- PROBLEM STATEMENT
Find each line holding the word "glyph" and give the total alone.

- MATERIAL
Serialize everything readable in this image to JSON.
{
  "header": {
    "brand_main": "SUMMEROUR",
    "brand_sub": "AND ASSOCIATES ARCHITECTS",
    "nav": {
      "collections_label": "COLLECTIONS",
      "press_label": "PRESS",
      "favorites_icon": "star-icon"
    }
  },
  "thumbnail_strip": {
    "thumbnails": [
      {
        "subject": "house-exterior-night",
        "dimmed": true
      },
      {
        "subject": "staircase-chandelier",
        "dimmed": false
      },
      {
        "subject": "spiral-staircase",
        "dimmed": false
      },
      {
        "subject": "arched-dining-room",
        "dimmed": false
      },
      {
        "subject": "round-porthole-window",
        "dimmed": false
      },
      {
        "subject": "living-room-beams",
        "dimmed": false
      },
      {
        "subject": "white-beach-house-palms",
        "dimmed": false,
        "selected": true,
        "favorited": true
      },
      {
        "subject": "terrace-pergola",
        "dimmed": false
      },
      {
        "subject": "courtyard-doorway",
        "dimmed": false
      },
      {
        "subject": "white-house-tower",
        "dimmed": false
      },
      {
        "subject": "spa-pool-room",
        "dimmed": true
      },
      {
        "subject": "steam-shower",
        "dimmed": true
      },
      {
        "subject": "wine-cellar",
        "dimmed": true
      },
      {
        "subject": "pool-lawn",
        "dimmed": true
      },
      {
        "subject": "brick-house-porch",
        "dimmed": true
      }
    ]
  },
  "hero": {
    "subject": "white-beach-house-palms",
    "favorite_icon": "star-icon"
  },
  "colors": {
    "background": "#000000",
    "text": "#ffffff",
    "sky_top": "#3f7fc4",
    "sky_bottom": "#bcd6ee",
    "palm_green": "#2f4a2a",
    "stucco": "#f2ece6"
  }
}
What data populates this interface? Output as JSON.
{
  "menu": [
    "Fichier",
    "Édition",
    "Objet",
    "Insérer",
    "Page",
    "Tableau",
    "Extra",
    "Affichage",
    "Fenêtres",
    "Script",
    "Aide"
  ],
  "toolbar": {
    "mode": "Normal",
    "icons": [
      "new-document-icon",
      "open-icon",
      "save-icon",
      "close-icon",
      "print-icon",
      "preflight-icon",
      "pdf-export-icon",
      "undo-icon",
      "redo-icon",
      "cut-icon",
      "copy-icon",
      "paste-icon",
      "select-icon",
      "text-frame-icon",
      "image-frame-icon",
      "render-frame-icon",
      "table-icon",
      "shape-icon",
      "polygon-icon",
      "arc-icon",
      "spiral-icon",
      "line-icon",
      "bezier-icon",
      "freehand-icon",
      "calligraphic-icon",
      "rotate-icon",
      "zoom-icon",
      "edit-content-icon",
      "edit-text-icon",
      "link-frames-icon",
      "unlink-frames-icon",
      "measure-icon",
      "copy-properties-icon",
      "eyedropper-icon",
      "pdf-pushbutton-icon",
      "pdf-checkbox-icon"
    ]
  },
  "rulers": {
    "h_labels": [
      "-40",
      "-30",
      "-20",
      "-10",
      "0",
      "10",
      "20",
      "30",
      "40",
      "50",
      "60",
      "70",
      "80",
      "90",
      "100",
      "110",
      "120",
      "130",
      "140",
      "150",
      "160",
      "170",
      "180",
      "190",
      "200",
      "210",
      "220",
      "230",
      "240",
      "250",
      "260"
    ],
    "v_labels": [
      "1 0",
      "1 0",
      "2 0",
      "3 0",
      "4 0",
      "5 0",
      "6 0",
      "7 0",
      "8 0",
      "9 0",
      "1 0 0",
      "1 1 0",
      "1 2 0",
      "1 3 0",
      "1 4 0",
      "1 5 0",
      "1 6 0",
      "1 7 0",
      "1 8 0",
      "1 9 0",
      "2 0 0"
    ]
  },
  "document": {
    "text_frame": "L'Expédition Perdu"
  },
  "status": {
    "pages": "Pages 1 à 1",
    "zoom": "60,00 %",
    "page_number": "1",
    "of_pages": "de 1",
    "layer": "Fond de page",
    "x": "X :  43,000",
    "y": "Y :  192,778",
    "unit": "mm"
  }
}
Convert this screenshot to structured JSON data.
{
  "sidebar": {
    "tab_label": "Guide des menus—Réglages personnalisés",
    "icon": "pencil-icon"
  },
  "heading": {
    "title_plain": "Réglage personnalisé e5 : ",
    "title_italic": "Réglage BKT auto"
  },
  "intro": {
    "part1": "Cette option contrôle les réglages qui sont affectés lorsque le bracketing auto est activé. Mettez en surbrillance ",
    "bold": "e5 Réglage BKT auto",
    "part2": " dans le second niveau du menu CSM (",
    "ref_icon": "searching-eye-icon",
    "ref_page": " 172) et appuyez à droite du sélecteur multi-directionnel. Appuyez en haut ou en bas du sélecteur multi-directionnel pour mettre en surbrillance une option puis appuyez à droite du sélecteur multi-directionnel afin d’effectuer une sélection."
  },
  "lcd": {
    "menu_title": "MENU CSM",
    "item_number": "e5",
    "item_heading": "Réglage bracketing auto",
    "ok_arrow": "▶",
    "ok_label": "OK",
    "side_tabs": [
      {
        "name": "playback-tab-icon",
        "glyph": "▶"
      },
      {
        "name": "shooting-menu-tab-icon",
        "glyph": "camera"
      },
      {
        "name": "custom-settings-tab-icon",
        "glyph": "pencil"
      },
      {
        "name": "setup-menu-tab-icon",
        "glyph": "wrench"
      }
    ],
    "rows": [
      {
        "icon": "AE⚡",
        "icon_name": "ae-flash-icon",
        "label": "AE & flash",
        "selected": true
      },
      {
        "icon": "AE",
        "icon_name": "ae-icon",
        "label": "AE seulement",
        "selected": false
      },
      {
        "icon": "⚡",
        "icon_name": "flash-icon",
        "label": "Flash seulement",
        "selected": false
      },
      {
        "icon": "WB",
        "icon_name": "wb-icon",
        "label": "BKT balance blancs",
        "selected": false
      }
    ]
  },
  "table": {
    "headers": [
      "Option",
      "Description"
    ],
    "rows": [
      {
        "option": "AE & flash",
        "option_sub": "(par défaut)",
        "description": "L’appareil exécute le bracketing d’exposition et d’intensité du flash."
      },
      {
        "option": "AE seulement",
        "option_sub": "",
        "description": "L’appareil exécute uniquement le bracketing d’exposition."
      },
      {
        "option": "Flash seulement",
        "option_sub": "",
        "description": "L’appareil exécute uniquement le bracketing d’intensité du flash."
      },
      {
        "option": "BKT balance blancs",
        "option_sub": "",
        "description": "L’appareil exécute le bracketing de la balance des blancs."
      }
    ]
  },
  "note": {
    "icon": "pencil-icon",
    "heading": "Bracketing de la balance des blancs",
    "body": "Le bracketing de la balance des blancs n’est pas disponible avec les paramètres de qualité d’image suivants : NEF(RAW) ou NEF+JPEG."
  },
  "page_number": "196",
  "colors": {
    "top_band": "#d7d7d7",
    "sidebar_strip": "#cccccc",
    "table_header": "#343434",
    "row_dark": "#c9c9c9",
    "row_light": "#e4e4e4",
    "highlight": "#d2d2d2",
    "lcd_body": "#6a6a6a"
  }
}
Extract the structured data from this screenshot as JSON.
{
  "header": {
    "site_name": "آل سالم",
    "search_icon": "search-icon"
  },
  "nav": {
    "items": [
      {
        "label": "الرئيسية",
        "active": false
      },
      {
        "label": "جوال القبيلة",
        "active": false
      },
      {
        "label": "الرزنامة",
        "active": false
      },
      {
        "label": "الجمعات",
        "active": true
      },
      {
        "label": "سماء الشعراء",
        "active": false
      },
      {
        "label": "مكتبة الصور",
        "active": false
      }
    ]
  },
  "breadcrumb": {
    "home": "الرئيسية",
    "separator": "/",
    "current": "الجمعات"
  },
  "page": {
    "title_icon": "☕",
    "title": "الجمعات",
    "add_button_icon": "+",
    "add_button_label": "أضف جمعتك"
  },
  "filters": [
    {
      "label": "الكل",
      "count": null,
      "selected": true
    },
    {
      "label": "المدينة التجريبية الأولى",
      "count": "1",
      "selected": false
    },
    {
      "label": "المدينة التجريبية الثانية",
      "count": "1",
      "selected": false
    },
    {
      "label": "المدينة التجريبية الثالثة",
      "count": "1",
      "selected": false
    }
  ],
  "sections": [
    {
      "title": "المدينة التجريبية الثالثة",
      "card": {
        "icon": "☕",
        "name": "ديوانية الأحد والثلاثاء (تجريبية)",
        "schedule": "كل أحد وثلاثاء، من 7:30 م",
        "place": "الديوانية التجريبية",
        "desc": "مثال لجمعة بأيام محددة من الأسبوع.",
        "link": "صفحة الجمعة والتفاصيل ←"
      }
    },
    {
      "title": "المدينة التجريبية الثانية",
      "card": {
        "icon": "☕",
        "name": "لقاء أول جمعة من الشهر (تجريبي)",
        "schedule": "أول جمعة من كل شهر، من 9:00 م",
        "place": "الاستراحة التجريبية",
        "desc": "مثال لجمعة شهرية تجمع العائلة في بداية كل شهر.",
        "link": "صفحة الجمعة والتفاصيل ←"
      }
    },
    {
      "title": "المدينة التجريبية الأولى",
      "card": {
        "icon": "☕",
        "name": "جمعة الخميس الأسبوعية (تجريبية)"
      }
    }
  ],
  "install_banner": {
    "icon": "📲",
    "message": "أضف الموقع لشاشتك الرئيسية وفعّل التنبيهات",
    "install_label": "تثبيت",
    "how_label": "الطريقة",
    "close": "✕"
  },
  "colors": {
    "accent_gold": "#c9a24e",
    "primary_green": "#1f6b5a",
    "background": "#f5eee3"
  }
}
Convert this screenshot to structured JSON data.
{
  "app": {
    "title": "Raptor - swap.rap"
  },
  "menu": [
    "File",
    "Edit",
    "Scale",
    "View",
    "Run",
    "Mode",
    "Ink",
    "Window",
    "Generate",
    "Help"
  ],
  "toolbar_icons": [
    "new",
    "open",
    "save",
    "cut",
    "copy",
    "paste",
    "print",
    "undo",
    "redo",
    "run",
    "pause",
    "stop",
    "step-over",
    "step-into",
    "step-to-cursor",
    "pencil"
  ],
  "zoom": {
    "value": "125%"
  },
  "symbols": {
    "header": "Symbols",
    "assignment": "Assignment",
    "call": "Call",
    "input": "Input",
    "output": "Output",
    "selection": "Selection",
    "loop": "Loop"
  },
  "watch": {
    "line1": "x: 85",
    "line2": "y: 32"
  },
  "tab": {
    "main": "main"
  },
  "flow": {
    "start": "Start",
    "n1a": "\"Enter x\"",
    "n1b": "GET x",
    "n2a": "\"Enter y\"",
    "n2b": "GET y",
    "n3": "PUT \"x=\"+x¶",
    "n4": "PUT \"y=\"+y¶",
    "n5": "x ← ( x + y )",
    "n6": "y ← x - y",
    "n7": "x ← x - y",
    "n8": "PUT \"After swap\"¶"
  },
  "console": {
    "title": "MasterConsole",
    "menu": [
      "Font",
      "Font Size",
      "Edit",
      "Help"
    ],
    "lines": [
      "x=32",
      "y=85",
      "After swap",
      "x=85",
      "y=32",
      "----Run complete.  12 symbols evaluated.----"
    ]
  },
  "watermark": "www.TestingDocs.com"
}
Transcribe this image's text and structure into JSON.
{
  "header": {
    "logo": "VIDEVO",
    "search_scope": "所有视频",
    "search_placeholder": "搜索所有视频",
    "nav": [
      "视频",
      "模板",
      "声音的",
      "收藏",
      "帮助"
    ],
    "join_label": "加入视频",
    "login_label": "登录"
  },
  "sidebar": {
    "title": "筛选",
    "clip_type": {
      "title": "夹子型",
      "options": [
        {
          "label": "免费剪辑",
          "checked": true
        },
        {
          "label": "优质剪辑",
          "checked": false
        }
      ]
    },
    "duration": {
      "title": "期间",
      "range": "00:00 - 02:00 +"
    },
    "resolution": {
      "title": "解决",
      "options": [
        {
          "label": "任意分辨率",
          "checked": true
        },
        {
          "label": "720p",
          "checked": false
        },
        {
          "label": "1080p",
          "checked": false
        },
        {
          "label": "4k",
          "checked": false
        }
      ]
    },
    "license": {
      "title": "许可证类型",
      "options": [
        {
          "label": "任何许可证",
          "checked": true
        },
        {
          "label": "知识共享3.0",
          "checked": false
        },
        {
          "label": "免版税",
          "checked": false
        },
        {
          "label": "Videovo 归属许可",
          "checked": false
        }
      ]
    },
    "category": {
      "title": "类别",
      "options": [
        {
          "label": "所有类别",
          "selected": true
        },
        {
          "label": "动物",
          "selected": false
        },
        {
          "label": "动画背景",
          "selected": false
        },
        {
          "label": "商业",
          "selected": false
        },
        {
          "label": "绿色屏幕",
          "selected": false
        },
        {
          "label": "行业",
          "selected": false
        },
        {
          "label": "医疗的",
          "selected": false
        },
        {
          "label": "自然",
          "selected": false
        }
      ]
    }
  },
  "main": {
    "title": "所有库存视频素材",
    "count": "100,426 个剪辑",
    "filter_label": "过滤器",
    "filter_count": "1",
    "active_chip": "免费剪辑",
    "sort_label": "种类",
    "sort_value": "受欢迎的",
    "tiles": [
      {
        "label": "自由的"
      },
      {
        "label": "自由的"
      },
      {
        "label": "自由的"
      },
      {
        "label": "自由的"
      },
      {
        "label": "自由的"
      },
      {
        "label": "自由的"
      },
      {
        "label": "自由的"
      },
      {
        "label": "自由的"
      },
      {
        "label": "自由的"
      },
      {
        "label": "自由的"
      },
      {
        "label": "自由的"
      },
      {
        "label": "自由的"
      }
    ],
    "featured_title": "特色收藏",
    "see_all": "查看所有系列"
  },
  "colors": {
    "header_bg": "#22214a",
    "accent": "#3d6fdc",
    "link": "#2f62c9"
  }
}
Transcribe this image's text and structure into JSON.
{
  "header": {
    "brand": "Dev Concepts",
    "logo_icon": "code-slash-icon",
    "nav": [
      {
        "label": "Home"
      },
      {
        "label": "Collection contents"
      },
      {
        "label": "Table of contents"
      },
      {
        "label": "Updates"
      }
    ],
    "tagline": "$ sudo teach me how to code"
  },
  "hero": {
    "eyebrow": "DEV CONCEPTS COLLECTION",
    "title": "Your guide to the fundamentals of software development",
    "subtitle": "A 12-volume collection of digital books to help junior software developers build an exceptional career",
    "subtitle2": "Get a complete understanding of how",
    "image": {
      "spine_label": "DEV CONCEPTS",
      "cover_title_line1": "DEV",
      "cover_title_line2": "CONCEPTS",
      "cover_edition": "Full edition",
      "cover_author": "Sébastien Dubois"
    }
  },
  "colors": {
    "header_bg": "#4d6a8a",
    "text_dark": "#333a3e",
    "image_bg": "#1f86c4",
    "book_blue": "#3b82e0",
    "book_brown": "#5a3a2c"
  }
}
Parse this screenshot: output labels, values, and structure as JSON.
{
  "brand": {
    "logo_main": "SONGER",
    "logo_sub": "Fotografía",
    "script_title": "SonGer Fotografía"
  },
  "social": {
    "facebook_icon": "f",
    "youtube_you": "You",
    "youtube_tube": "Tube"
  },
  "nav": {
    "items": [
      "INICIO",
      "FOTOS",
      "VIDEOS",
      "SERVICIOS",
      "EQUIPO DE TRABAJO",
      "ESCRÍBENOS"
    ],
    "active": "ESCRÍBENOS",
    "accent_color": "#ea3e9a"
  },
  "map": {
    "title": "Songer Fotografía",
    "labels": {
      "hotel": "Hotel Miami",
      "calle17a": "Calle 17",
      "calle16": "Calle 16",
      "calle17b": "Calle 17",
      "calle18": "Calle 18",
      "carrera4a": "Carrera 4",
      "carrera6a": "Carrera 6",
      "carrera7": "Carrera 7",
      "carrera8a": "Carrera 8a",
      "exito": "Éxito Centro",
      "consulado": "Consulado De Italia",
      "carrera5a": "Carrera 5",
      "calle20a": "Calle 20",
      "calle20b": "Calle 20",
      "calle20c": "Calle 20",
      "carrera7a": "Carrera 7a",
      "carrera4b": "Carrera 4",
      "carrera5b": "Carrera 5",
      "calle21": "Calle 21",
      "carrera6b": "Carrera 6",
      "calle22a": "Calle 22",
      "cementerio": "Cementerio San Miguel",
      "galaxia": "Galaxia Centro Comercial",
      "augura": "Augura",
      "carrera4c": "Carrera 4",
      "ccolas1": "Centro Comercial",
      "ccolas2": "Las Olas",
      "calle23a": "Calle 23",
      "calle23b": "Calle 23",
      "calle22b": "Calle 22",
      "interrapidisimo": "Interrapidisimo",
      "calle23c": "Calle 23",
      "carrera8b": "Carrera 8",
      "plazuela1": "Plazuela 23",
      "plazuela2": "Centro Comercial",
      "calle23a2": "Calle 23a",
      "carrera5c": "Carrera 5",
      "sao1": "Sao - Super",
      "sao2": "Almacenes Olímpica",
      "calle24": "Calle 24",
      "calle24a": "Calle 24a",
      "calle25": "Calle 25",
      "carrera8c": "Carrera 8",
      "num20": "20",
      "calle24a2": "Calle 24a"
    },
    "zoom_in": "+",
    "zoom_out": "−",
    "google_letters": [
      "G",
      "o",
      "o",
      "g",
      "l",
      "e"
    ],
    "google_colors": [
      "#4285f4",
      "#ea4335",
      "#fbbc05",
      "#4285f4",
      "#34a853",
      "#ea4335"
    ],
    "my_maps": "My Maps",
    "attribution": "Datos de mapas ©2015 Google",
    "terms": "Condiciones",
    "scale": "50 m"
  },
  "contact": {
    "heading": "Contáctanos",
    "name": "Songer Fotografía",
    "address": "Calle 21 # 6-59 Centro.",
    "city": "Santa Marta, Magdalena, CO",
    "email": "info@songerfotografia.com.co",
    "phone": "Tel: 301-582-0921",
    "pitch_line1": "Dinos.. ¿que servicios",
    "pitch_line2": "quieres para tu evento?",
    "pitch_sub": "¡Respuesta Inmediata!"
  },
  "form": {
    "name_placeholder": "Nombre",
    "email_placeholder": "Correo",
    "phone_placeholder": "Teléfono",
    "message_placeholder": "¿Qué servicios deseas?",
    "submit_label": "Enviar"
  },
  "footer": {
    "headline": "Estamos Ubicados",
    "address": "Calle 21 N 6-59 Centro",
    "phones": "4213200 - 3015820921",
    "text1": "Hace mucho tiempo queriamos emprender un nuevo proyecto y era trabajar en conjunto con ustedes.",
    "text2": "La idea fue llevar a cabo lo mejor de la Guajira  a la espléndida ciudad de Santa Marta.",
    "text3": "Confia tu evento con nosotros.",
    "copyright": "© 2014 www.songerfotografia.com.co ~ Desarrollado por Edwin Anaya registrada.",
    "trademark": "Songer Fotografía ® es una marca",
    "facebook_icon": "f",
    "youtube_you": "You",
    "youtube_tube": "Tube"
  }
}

- ANSWER BELOW
4